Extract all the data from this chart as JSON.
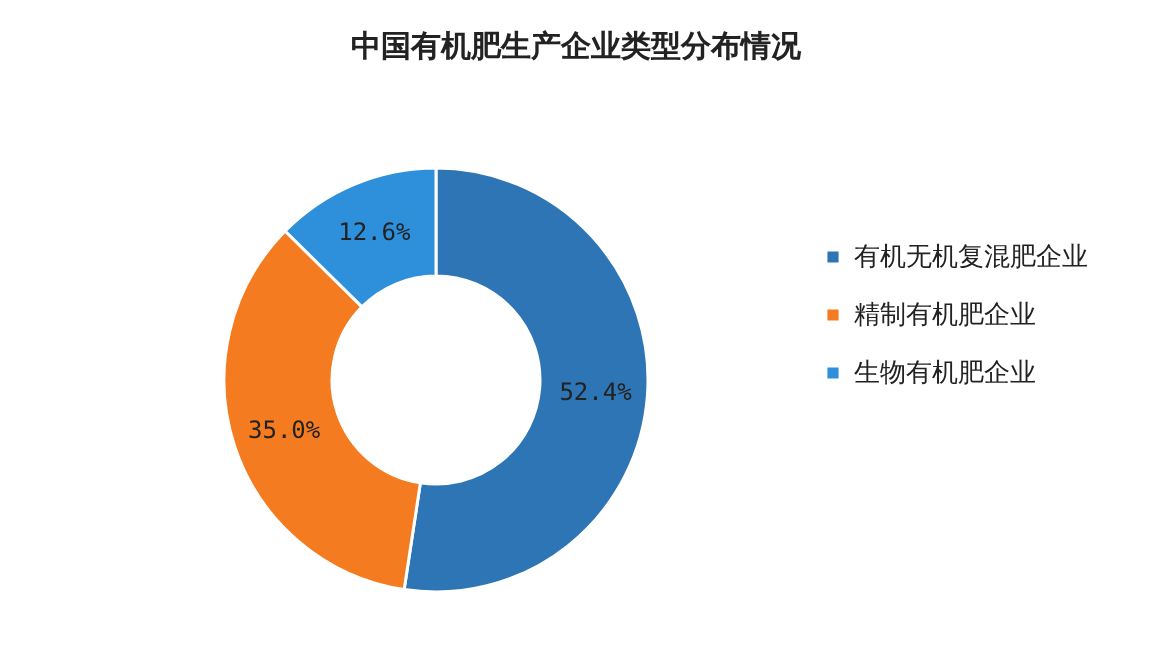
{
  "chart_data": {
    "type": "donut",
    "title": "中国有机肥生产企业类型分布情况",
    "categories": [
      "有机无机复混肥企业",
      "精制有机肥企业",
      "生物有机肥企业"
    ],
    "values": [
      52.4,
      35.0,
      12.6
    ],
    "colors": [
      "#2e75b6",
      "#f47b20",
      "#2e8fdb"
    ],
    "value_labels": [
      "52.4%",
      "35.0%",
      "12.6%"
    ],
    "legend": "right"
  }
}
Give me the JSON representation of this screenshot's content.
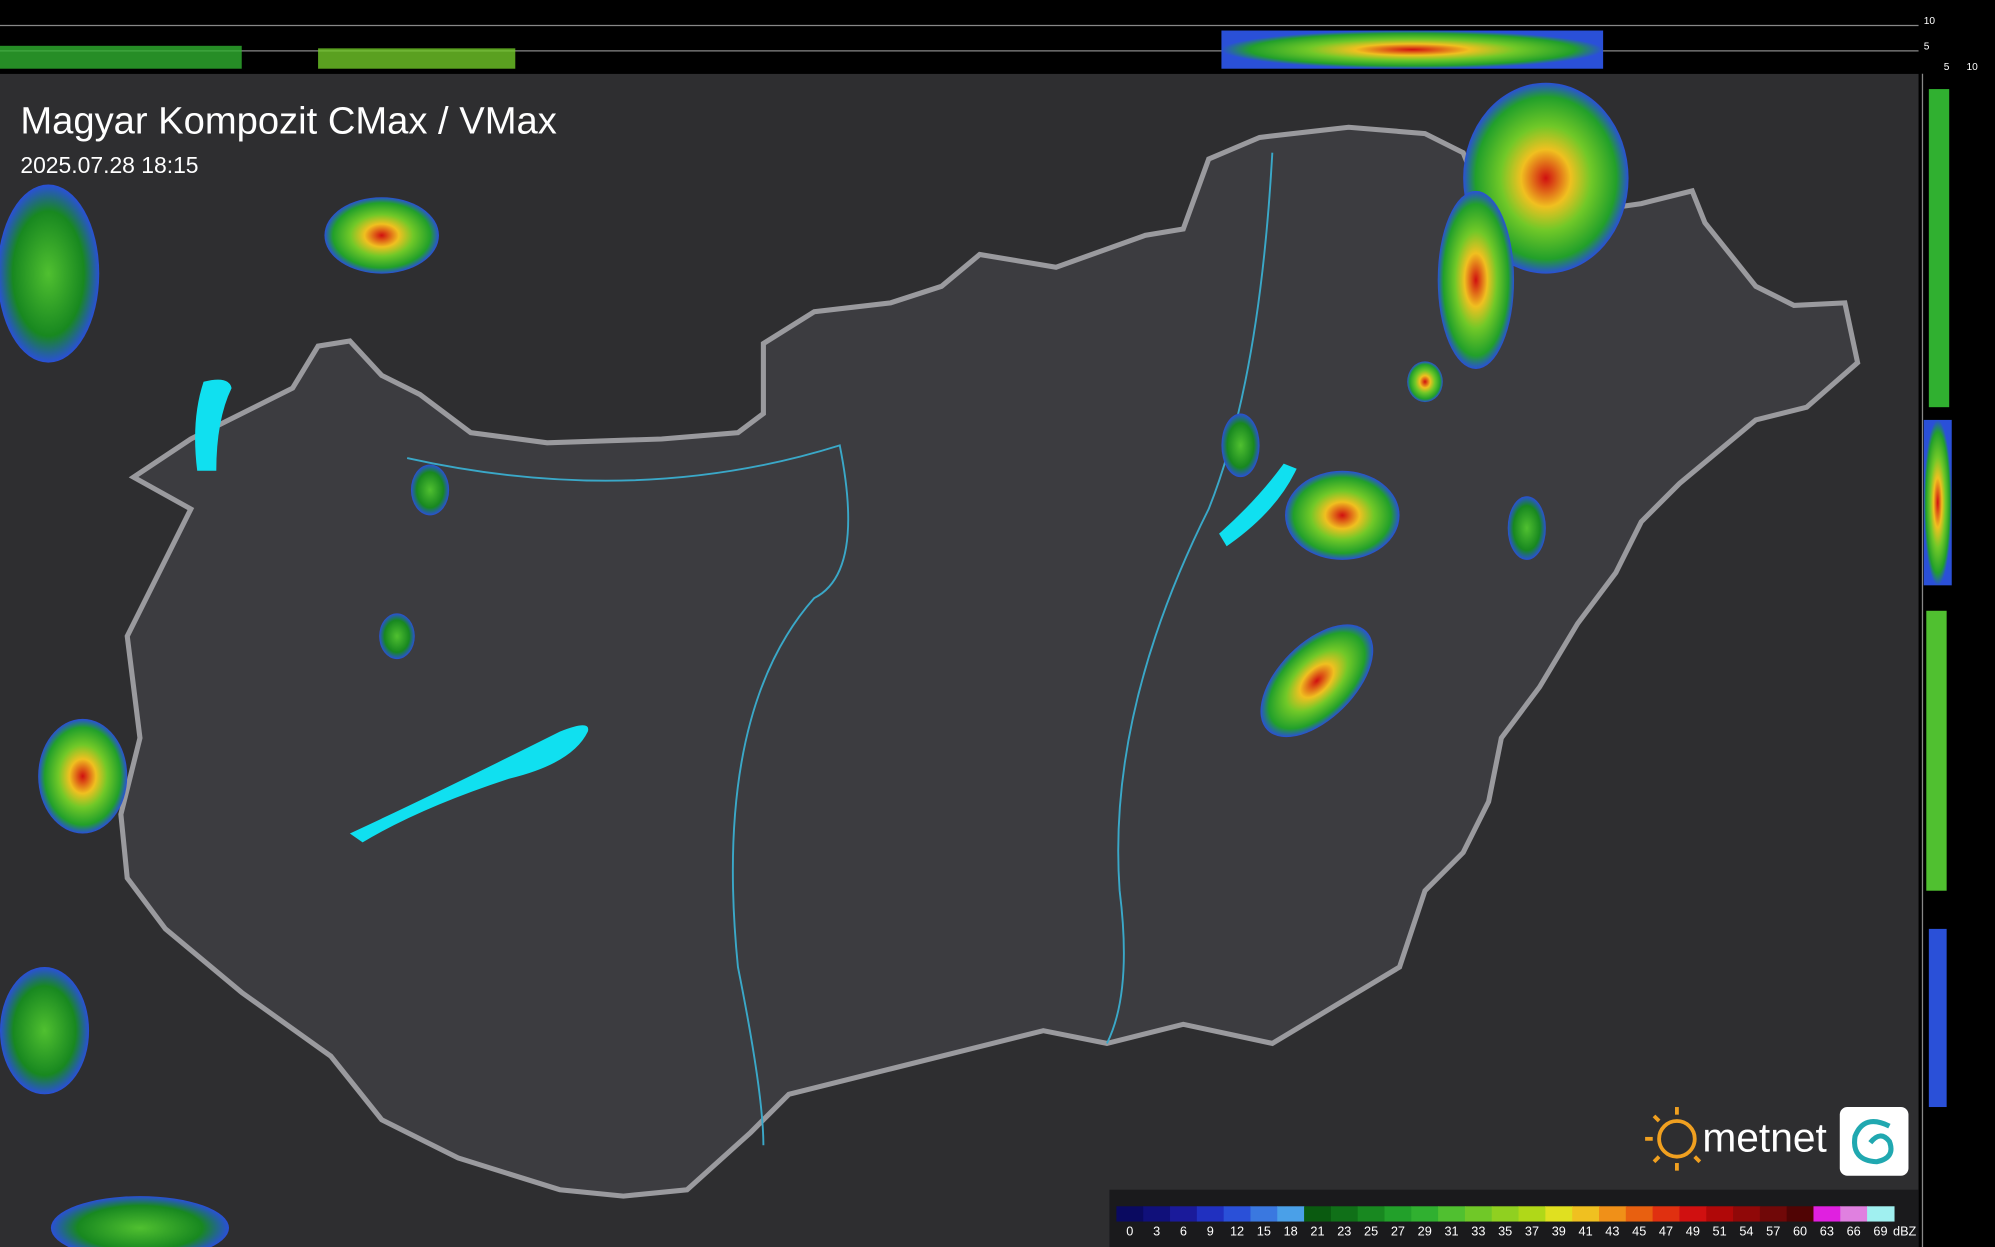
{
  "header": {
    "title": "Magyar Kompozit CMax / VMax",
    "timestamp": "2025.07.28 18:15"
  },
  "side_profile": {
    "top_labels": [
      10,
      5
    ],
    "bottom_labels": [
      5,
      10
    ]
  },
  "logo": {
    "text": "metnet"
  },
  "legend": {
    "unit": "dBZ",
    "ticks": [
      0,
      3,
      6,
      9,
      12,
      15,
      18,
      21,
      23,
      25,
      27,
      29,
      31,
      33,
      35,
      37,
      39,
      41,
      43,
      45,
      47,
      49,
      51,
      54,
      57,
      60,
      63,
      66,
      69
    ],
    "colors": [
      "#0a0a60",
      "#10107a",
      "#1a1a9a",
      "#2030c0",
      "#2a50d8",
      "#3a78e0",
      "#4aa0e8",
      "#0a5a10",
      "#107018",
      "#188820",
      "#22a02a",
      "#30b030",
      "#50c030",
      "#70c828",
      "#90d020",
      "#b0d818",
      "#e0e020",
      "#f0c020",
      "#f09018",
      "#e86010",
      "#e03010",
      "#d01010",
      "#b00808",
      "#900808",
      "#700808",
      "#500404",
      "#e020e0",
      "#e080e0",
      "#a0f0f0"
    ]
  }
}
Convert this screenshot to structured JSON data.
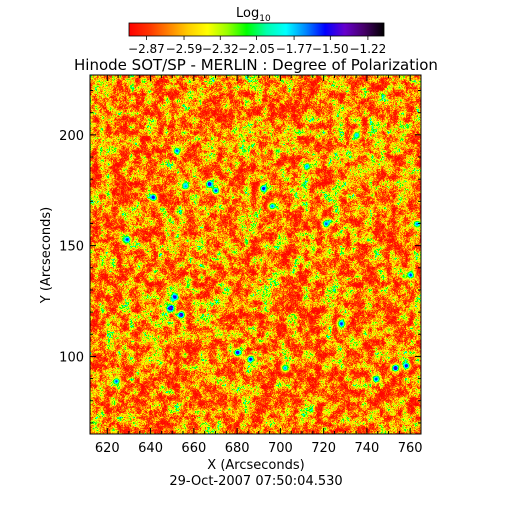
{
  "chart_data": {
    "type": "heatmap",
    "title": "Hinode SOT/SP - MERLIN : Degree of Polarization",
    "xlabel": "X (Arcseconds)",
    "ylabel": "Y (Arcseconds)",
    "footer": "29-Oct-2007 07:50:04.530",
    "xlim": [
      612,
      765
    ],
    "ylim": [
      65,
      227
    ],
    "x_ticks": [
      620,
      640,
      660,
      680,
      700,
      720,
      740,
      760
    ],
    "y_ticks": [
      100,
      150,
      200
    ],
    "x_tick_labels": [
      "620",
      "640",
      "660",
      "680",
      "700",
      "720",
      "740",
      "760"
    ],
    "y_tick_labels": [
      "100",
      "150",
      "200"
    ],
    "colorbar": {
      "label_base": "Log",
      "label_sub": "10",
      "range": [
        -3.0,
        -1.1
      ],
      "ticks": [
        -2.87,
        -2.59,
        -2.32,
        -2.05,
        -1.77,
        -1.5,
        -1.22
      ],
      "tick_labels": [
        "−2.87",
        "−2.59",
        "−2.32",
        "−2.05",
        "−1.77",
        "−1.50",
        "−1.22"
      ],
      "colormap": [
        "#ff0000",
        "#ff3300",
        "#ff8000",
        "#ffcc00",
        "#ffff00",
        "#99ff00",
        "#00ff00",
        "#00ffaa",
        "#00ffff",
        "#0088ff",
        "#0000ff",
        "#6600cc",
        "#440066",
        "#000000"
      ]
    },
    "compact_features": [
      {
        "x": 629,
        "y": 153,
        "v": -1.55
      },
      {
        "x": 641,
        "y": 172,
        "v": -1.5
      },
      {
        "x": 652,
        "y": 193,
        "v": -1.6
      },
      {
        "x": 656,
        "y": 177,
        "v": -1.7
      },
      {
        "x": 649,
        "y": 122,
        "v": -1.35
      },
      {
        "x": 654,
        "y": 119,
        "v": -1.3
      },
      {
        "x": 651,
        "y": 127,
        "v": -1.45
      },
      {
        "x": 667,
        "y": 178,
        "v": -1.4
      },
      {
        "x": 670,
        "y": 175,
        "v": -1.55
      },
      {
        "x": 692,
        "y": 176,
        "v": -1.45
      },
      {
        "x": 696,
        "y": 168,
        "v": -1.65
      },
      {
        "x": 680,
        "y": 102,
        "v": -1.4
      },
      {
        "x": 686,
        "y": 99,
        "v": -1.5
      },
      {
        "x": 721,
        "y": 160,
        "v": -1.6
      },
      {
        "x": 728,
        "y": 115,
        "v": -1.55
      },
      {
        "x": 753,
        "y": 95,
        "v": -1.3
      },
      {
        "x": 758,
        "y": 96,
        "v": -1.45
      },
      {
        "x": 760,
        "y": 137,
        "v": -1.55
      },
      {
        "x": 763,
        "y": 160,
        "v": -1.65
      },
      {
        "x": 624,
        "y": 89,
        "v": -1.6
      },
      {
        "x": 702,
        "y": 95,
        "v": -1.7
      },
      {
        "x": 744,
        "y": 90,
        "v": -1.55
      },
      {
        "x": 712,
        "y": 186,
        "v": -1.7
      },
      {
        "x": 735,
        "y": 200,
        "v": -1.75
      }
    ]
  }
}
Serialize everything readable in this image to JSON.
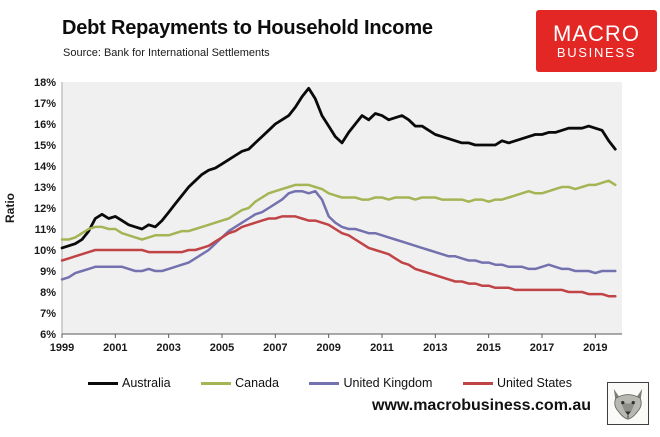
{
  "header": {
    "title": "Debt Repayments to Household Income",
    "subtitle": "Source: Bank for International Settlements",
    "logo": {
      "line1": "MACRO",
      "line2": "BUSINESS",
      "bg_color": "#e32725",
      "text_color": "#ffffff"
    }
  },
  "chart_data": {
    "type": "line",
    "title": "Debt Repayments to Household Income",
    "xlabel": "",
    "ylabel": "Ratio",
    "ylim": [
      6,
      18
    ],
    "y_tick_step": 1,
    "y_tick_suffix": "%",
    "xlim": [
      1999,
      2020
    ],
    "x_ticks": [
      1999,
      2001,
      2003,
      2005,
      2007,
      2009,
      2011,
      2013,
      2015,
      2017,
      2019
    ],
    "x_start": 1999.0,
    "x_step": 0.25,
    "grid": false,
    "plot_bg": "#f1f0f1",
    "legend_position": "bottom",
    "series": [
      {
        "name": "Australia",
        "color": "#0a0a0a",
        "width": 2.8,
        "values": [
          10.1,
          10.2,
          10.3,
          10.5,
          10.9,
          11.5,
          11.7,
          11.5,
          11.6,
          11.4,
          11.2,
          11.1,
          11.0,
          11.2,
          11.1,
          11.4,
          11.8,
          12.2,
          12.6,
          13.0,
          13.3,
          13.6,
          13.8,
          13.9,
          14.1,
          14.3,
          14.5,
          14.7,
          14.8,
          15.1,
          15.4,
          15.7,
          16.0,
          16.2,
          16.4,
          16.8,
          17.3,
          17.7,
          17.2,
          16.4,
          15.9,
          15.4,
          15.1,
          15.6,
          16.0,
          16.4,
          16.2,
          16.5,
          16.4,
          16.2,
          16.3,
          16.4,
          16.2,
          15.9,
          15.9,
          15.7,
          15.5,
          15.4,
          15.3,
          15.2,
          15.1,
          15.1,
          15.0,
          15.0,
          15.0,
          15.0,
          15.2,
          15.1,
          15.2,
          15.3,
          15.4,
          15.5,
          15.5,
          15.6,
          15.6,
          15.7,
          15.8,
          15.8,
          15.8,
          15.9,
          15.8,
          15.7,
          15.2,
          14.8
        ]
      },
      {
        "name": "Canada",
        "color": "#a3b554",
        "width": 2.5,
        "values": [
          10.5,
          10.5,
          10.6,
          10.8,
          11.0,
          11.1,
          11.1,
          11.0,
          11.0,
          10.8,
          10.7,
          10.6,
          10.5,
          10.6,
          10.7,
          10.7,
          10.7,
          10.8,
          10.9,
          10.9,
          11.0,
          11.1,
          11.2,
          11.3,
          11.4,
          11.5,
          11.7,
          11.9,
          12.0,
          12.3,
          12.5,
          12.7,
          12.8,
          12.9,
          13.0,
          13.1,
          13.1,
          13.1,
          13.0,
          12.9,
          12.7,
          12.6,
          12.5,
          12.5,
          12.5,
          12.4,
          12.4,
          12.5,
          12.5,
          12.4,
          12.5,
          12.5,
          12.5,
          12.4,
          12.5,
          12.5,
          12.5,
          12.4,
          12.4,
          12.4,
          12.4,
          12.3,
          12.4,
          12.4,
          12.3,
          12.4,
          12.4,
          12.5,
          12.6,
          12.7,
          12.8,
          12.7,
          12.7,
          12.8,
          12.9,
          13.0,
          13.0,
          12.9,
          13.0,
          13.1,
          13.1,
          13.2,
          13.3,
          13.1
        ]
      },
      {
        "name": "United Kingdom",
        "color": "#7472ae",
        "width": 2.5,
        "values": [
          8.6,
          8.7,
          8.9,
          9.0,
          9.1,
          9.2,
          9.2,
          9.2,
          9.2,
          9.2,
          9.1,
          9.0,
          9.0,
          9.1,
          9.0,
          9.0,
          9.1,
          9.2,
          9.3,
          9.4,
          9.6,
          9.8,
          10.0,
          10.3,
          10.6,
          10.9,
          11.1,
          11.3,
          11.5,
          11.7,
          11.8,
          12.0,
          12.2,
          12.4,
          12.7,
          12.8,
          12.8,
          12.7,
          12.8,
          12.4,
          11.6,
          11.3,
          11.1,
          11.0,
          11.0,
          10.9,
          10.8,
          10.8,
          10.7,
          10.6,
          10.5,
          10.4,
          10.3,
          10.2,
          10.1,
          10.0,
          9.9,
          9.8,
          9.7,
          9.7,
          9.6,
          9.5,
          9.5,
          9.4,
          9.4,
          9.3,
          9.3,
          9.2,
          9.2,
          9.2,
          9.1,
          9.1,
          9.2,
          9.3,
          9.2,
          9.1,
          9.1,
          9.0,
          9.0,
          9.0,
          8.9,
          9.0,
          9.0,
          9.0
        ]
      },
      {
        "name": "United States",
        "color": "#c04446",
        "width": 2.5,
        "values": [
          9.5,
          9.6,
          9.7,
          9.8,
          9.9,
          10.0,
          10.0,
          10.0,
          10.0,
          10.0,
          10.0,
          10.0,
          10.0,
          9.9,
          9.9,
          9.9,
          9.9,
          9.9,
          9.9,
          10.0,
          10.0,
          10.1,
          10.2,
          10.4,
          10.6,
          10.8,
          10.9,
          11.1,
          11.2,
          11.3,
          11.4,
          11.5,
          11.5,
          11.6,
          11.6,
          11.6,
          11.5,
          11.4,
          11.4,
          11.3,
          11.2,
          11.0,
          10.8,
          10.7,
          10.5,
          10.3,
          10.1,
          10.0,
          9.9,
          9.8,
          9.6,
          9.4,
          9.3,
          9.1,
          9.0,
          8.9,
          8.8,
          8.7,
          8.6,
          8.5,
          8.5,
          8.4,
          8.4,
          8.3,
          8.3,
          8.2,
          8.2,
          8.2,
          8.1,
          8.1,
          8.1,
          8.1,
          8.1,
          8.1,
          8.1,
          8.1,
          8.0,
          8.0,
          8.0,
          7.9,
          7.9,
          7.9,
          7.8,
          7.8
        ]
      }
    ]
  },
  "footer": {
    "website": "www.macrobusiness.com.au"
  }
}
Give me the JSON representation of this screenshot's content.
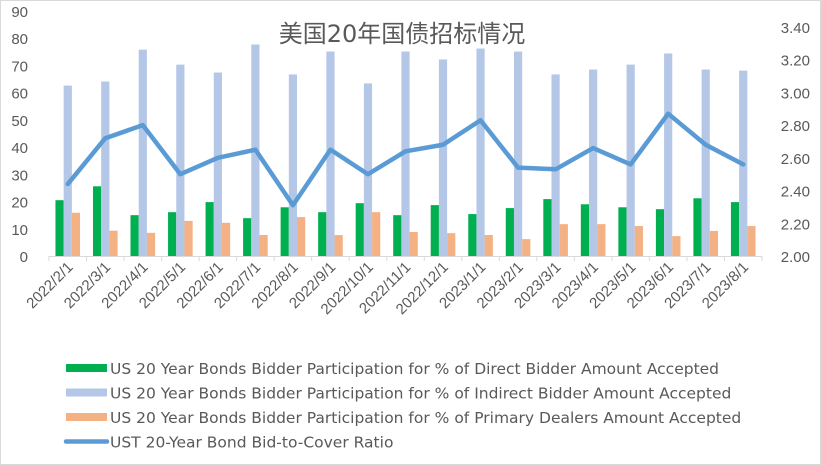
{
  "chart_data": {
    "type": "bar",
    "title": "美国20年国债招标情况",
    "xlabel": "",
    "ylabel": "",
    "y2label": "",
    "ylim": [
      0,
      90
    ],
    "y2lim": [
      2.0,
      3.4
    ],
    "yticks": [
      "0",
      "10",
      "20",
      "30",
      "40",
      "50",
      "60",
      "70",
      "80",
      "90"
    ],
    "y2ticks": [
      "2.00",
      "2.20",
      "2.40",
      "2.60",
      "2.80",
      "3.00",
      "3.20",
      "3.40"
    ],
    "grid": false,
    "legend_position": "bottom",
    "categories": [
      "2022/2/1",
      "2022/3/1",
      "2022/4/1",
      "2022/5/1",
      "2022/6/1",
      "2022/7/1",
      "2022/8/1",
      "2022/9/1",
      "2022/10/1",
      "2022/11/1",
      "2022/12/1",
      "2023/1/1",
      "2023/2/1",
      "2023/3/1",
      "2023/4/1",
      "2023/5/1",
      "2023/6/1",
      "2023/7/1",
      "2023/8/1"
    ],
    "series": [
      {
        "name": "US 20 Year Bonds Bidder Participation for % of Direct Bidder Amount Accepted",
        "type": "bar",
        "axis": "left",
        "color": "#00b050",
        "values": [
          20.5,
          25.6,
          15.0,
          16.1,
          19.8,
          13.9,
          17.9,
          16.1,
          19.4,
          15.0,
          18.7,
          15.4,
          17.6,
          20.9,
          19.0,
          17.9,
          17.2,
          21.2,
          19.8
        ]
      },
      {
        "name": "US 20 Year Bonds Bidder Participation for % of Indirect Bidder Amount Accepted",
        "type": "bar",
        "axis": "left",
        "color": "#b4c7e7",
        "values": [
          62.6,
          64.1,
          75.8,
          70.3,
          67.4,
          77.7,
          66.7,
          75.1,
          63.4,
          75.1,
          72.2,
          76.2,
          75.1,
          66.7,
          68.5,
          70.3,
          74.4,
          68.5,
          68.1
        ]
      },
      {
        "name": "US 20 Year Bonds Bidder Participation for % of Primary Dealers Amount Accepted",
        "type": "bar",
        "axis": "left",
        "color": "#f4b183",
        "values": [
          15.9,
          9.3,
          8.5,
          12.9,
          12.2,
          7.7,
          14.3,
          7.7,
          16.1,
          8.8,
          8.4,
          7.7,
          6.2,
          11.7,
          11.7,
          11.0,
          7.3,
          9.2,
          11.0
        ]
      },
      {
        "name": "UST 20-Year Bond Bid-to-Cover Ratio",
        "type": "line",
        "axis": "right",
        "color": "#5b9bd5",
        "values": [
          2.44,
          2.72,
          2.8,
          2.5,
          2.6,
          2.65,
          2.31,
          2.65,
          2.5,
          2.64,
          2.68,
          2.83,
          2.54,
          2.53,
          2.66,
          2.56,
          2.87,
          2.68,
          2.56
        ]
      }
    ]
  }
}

> **Your task**: Extract every line containing the string "Participation" from the material.

> **Solution**:
        "name": "US 20 Year Bonds Bidder Participation for % of Direct Bidder Amount Accepted",
        "name": "US 20 Year Bonds Bidder Participation for % of Indirect Bidder Amount Accepted",
        "name": "US 20 Year Bonds Bidder Participation for % of Primary Dealers Amount Accepted",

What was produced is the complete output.